Instructions to follow. Copy everything in the listing below word for word, apart from any images.

Task inputs.
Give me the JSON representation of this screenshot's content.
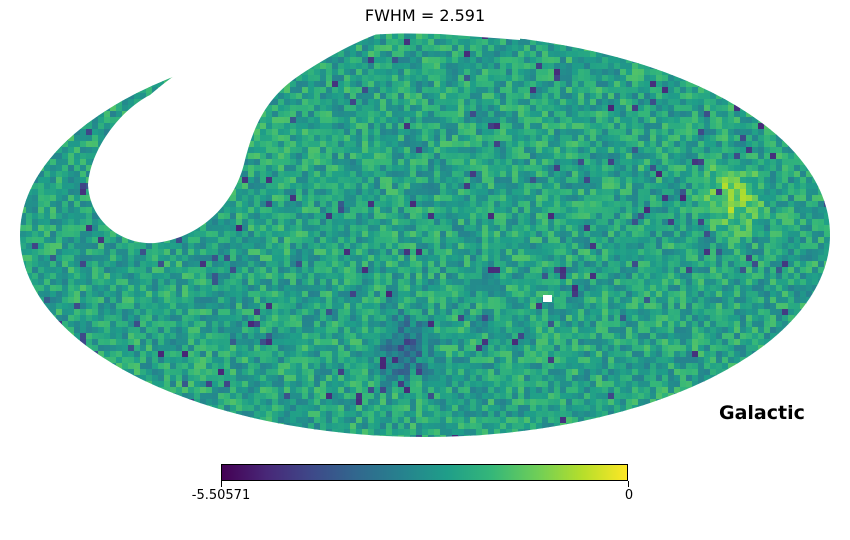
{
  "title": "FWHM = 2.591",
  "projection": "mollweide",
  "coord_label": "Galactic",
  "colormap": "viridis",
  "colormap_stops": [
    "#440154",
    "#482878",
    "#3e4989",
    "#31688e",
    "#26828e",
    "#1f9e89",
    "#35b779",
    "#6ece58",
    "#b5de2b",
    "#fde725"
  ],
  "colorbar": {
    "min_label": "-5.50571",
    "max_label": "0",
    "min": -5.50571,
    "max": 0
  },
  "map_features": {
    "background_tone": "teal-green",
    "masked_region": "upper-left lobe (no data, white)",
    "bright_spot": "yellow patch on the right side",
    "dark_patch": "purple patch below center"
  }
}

Answer in full.
Give me the JSON representation of this screenshot's content.
{
  "title": "FWHM = 2.591",
  "projection": "mollweide",
  "coord_label": "Galactic",
  "colormap": "viridis",
  "colormap_stops": [
    "#440154",
    "#482878",
    "#3e4989",
    "#31688e",
    "#26828e",
    "#1f9e89",
    "#35b779",
    "#6ece58",
    "#b5de2b",
    "#fde725"
  ],
  "colorbar": {
    "min_label": "-5.50571",
    "max_label": "0",
    "min": -5.50571,
    "max": 0
  },
  "map_features": {
    "background_tone": "teal-green",
    "masked_region": "upper-left lobe (no data, white)",
    "bright_spot": "yellow patch on the right side",
    "dark_patch": "purple patch below center"
  }
}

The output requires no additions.